**Aim of the exercise**
Track down every line below that holds "value" and copy it.

=== Dataset entries ===

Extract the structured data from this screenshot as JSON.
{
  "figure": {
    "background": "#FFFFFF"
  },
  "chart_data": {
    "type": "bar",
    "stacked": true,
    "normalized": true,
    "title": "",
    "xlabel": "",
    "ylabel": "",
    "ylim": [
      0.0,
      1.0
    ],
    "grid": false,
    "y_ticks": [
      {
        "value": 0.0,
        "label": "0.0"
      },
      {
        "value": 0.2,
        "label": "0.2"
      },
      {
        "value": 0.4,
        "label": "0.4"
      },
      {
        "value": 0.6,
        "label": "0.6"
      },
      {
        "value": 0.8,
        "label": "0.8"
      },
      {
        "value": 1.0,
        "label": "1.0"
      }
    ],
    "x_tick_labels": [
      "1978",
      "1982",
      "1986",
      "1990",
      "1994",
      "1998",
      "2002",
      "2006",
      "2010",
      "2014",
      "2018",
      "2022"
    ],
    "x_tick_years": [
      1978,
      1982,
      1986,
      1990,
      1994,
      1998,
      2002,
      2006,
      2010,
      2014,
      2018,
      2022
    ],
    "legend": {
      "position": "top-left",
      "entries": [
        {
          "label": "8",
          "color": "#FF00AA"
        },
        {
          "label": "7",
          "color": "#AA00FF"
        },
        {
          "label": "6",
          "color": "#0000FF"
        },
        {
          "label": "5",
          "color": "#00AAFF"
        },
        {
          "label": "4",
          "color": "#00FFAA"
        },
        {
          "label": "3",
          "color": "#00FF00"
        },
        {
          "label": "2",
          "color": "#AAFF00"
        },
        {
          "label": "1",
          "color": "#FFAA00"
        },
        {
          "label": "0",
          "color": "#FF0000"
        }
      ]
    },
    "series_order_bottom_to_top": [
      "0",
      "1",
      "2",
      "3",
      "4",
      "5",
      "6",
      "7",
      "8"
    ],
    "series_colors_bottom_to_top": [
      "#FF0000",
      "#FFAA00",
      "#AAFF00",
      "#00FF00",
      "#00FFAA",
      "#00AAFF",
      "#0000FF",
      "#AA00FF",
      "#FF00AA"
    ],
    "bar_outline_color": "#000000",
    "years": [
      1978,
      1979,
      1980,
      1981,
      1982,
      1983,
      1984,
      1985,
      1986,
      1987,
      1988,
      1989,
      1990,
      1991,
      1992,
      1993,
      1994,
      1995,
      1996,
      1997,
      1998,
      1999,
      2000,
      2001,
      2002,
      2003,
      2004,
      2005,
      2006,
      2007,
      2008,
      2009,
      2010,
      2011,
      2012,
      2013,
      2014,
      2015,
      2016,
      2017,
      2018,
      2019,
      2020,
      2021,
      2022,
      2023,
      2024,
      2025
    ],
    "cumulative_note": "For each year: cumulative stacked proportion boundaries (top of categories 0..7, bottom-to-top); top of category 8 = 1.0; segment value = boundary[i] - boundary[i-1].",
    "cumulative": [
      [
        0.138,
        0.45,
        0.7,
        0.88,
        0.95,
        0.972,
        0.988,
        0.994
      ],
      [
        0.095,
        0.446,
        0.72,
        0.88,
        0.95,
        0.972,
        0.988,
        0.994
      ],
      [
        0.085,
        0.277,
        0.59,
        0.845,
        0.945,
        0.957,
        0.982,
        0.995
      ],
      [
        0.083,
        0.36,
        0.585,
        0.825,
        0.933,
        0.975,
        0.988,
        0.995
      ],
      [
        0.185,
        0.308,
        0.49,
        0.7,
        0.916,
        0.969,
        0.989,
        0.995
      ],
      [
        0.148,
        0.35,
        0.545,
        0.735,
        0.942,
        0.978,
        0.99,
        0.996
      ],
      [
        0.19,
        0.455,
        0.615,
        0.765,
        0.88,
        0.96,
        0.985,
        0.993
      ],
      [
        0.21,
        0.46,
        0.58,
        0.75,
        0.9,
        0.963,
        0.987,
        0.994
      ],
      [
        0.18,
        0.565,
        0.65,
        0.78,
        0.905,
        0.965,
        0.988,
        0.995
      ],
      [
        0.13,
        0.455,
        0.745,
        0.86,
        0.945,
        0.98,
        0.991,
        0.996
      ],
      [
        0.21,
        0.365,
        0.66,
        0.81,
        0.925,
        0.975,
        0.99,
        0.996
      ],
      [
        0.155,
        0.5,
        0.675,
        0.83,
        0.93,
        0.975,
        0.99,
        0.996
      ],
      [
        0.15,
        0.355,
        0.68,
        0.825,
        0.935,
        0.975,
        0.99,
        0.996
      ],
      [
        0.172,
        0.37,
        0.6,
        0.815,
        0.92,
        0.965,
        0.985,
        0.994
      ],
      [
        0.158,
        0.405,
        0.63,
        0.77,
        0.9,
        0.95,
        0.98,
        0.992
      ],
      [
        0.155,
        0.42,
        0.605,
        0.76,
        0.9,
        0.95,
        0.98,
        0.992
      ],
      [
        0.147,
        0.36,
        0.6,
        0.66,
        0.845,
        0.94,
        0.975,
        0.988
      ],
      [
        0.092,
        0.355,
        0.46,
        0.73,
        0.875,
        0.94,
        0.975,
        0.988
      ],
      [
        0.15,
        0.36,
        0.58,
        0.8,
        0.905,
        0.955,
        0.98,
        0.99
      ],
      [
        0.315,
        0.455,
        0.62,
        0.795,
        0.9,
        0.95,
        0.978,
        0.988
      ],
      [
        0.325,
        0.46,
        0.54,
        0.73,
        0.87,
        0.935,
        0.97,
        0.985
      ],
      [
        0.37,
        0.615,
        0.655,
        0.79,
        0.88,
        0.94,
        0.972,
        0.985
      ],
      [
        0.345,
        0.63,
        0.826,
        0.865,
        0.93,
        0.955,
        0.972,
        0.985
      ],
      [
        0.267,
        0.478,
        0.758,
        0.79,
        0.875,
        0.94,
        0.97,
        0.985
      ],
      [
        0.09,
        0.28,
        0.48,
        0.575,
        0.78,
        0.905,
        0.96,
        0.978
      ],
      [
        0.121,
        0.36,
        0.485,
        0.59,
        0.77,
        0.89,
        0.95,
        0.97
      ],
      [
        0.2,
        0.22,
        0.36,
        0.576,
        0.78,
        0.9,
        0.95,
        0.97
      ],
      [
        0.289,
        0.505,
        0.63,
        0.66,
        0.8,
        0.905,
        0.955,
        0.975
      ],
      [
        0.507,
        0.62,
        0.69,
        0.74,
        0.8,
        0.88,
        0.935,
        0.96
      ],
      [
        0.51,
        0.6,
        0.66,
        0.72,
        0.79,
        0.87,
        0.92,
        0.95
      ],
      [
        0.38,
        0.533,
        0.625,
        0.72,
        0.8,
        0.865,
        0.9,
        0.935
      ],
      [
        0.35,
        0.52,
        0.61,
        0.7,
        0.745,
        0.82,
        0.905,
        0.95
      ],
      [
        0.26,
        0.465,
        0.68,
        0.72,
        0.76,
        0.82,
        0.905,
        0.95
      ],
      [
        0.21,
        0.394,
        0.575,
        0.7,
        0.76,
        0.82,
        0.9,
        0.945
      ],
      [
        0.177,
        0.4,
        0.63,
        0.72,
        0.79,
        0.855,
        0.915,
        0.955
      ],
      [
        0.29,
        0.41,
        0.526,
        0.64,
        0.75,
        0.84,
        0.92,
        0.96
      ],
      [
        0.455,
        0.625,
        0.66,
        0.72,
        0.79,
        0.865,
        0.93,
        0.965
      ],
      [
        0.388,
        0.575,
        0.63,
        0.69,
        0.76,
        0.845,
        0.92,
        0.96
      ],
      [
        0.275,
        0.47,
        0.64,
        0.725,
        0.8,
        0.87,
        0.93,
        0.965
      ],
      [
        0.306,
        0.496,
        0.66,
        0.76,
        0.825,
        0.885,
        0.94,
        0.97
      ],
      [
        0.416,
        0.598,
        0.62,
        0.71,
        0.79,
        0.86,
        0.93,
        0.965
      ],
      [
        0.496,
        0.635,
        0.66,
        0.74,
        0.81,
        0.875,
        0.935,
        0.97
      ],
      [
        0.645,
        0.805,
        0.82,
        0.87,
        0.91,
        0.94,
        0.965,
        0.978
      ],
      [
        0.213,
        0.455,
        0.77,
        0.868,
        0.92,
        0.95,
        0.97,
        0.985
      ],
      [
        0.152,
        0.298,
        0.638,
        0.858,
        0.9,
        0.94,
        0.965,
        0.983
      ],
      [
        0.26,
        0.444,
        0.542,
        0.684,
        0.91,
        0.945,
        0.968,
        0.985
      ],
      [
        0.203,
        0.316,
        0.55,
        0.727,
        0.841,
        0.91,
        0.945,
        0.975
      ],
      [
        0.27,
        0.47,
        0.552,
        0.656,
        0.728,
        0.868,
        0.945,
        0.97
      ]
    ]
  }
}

===

**Output of the task**
        "value": 0.0,
        "value": 0.2,
        "value": 0.4,
        "value": 0.6,
        "value": 0.8,
        "value": 1.0,
    "cumulative_note": "For each year: cumulative stacked proportion boundaries (top of categories 0..7, bottom-to-top); top of category 8 = 1.0; segment value = boundary[i] - boundary[i-1].",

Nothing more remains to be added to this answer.